> WRITTEN EXERCISE
Copy out every line in the entries below that includes "Tau²".

> RECORDS SUPPLIED
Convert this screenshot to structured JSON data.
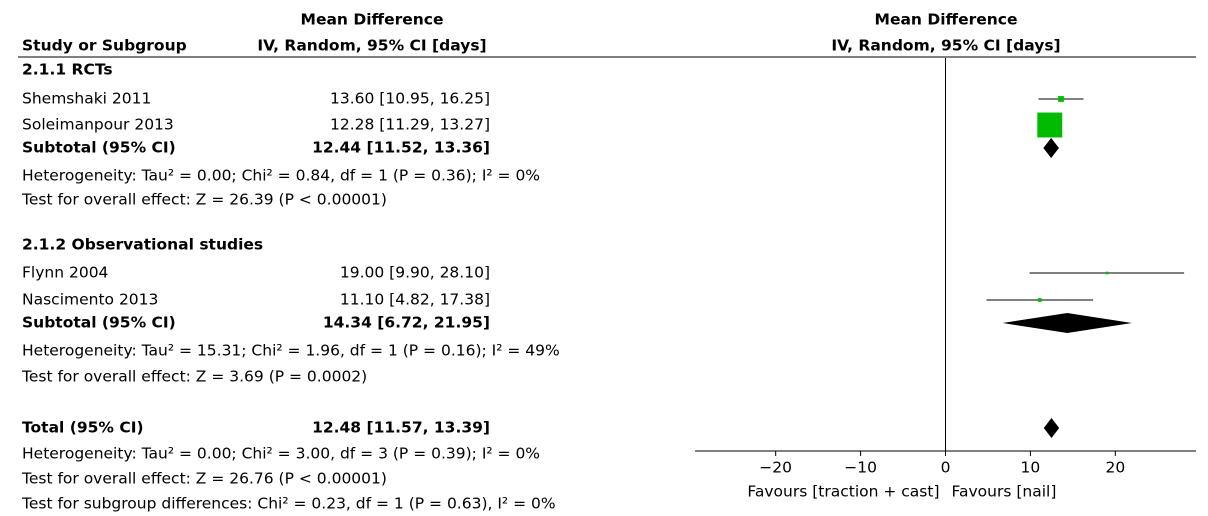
{
  "header": {
    "study_col": "Study or Subgroup",
    "estimate_line1": "Mean Difference",
    "estimate_line2": "IV, Random, 95% CI [days]",
    "plot_line1": "Mean Difference",
    "plot_line2": "IV, Random, 95% CI [days]"
  },
  "chart_data": {
    "type": "forest",
    "xlim": [
      -29.5,
      29.5
    ],
    "xticks": [
      {
        "value": -20,
        "label": "−20"
      },
      {
        "value": -10,
        "label": "−10"
      },
      0,
      10,
      20
    ],
    "left_label": "Favours [traction + cast]",
    "right_label": "Favours [nail]",
    "marker_color": "#00bb00",
    "subgroups": [
      {
        "title": "2.1.1 RCTs",
        "studies": [
          {
            "name": "Shemshaki 2011",
            "md": 13.6,
            "ci": [
              10.95,
              16.25
            ],
            "value_label": "13.60 [10.95, 16.25]",
            "weight": 5
          },
          {
            "name": "Soleimanpour 2013",
            "md": 12.28,
            "ci": [
              11.29,
              13.27
            ],
            "value_label": "12.28 [11.29, 13.27]",
            "weight": 92
          }
        ],
        "subtotal": {
          "name": "Subtotal (95% CI)",
          "md": 12.44,
          "ci": [
            11.52,
            13.36
          ],
          "value_label": "12.44 [11.52, 13.36]"
        },
        "heterogeneity": "Heterogeneity: Tau² = 0.00; Chi² = 0.84, df = 1 (P = 0.36); I² = 0%",
        "overall_effect": "Test for overall effect: Z = 26.39 (P < 0.00001)"
      },
      {
        "title": "2.1.2 Observational studies",
        "studies": [
          {
            "name": "Flynn 2004",
            "md": 19.0,
            "ci": [
              9.9,
              28.1
            ],
            "value_label": "19.00 [9.90, 28.10]",
            "weight": 1
          },
          {
            "name": "Nascimento 2013",
            "md": 11.1,
            "ci": [
              4.82,
              17.38
            ],
            "value_label": "11.10 [4.82, 17.38]",
            "weight": 2
          }
        ],
        "subtotal": {
          "name": "Subtotal (95% CI)",
          "md": 14.34,
          "ci": [
            6.72,
            21.95
          ],
          "value_label": "14.34 [6.72, 21.95]"
        },
        "heterogeneity": "Heterogeneity: Tau² = 15.31; Chi² = 1.96, df = 1 (P = 0.16); I² = 49%",
        "overall_effect": "Test for overall effect: Z = 3.69 (P = 0.0002)"
      }
    ],
    "total": {
      "name": "Total (95% CI)",
      "md": 12.48,
      "ci": [
        11.57,
        13.39
      ],
      "value_label": "12.48 [11.57, 13.39]",
      "heterogeneity": "Heterogeneity: Tau² = 0.00; Chi² = 3.00, df = 3 (P = 0.39); I² = 0%",
      "overall_effect": "Test for overall effect: Z = 26.76 (P < 0.00001)",
      "subgroup_differences": "Test for subgroup differences: Chi² = 0.23, df = 1 (P = 0.63), I² = 0%"
    }
  }
}
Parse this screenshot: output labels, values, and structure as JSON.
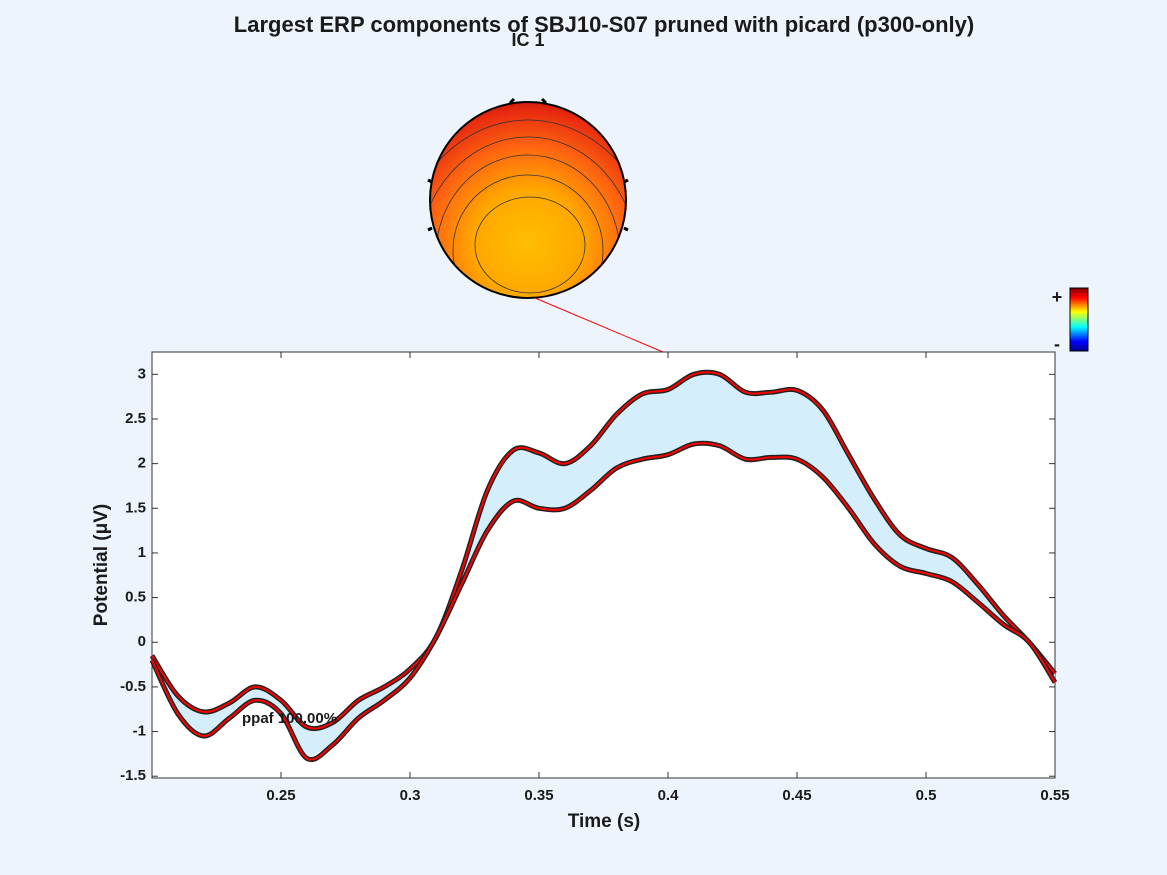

> THE REPLY
        "heterogeneity": "Heterogeneity: Tau² = 0.00; Chi² = 0.84, df = 1 (P = 0.36); I² = 0%",
        "heterogeneity": "Heterogeneity: Tau² = 15.31; Chi² = 1.96, df = 1 (P = 0.16); I² = 49%",
      "heterogeneity": "Heterogeneity: Tau² = 0.00; Chi² = 3.00, df = 3 (P = 0.39); I² = 0%",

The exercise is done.